Take every line where the string "noise" appears and copy it.

● **Data excerpts**:
* begin *

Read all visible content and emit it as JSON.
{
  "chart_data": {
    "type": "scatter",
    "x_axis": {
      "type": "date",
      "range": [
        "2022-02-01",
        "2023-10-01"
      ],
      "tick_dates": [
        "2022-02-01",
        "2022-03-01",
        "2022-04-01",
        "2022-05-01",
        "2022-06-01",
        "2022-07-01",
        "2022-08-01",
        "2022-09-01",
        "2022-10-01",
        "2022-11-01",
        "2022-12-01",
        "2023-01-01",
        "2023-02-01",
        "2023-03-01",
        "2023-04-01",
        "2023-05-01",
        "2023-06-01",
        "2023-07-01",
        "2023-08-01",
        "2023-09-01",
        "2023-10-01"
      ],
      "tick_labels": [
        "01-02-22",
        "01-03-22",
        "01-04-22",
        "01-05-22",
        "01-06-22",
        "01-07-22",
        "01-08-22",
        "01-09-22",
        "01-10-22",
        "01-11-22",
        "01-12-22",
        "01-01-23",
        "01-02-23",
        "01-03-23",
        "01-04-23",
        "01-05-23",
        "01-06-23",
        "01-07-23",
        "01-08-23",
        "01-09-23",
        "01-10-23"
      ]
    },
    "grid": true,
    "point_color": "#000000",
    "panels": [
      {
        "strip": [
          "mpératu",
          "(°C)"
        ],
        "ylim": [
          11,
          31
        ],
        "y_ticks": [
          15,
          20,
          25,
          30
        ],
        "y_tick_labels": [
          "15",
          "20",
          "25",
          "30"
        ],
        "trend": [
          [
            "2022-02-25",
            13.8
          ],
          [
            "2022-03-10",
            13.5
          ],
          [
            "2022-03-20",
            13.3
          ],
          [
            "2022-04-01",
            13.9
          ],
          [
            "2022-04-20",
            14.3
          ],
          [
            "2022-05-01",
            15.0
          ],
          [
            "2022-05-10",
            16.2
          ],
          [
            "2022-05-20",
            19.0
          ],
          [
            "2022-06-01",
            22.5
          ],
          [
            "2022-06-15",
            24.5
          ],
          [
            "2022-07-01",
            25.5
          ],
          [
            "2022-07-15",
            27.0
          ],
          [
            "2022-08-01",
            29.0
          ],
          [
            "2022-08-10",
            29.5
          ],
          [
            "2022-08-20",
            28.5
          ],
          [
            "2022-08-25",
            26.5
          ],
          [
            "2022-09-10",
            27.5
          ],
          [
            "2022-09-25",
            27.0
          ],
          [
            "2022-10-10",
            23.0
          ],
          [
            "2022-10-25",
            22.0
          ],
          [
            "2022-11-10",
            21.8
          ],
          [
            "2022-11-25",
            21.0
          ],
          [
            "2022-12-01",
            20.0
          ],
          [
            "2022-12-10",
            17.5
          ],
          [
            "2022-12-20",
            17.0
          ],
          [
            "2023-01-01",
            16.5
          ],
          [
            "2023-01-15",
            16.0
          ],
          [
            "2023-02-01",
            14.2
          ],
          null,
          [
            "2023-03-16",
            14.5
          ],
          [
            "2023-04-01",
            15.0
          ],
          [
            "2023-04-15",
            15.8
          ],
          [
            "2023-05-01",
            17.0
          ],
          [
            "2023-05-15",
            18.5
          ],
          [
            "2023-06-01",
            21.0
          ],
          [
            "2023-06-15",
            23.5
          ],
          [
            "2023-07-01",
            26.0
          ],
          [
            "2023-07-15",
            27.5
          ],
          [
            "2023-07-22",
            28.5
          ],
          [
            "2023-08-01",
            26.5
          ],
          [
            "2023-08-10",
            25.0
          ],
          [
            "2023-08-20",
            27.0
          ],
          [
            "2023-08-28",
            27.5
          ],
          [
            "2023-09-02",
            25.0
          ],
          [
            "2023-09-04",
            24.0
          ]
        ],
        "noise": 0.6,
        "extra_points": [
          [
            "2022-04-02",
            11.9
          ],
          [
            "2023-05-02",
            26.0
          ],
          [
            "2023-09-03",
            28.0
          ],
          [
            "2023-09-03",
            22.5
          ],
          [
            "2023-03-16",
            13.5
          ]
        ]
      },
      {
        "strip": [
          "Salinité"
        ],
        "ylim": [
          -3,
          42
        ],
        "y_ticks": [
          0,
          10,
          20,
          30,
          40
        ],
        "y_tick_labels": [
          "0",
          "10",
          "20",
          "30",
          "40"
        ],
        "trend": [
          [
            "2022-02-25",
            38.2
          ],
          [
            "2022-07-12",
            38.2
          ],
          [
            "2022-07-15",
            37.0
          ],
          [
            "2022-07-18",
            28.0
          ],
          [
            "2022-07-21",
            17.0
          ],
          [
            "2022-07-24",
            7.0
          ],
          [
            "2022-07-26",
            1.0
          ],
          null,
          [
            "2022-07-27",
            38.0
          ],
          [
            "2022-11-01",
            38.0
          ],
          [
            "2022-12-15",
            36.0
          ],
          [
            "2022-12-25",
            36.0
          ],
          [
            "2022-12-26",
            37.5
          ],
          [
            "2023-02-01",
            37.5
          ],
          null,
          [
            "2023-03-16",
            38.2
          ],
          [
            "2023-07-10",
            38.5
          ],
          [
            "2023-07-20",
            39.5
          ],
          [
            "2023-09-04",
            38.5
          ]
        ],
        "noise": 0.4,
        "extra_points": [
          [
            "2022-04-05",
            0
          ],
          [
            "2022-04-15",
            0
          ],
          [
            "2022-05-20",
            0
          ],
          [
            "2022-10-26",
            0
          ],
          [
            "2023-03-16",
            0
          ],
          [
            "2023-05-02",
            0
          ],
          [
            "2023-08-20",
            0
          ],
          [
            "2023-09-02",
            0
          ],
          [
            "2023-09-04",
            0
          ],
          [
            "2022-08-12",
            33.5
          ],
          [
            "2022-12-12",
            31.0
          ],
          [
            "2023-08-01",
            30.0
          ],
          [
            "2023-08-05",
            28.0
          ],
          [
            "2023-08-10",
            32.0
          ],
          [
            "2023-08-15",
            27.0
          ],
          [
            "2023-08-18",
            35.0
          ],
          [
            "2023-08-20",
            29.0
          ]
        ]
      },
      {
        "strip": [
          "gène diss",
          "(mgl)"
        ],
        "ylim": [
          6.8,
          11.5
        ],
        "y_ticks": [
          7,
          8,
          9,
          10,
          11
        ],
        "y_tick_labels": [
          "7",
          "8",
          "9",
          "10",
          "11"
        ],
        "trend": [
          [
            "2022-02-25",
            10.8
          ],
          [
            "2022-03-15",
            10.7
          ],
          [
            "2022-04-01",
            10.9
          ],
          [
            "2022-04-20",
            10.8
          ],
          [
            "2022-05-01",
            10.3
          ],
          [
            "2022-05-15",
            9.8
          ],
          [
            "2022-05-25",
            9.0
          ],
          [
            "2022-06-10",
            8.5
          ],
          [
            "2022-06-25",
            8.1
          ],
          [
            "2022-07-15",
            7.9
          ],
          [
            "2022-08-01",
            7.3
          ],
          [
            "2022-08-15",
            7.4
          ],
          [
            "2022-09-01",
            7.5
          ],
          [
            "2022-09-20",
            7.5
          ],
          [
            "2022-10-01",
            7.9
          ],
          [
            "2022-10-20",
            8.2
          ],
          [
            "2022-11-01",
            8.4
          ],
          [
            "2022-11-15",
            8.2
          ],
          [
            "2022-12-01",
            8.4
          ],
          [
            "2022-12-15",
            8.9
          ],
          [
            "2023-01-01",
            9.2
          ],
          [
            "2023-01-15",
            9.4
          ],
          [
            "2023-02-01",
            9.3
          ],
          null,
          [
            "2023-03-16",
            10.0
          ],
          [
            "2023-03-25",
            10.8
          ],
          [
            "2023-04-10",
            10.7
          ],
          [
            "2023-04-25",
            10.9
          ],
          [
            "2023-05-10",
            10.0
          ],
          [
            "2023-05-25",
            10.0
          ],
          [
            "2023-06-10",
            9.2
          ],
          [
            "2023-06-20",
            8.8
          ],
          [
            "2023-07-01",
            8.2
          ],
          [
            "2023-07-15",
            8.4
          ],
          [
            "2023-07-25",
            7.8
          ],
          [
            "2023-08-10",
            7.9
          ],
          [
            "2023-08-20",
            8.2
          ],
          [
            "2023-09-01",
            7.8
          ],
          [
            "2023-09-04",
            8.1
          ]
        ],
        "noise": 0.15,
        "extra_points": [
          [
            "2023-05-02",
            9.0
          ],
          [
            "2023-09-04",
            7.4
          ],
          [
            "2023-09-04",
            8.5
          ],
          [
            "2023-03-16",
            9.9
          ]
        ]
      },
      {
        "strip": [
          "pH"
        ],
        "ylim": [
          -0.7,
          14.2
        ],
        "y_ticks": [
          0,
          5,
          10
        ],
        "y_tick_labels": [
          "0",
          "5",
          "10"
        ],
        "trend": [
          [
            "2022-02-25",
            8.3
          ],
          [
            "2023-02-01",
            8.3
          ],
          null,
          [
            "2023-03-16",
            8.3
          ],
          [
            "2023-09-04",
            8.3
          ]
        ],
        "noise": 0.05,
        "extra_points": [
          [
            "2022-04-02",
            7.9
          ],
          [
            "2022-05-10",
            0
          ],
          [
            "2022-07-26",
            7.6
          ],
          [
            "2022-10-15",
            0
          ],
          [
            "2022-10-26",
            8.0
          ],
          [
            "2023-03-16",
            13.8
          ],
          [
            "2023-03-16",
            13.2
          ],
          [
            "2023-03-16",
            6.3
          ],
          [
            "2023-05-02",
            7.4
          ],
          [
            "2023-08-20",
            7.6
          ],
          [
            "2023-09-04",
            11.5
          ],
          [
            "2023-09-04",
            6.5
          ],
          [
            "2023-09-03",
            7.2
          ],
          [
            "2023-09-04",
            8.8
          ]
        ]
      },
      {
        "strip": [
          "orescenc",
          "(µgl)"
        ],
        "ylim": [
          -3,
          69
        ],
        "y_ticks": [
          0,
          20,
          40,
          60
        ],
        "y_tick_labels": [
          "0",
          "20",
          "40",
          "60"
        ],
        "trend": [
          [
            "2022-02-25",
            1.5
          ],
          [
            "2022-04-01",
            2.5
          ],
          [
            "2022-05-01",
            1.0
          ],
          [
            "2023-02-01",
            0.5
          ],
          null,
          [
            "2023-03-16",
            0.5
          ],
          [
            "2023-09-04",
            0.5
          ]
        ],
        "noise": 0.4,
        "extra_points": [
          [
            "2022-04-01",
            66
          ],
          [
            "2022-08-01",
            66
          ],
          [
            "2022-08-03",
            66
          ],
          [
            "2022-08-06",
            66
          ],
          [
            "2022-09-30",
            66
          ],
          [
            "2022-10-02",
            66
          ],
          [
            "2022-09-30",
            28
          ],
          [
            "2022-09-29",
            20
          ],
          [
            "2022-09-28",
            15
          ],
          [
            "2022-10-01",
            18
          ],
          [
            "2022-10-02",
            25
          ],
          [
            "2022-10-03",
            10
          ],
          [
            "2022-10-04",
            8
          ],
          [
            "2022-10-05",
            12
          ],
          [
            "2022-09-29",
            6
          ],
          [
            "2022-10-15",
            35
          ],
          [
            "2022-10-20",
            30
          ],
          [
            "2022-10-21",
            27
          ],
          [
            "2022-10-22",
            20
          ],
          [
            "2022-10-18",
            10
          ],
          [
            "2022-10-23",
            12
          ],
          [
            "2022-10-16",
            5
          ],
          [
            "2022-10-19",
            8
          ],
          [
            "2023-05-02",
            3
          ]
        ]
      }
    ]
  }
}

* end *

● **Exercise response**:
        "noise": 0.6,
        "noise": 0.4,
        "noise": 0.15,
        "noise": 0.05,
        "noise": 0.4,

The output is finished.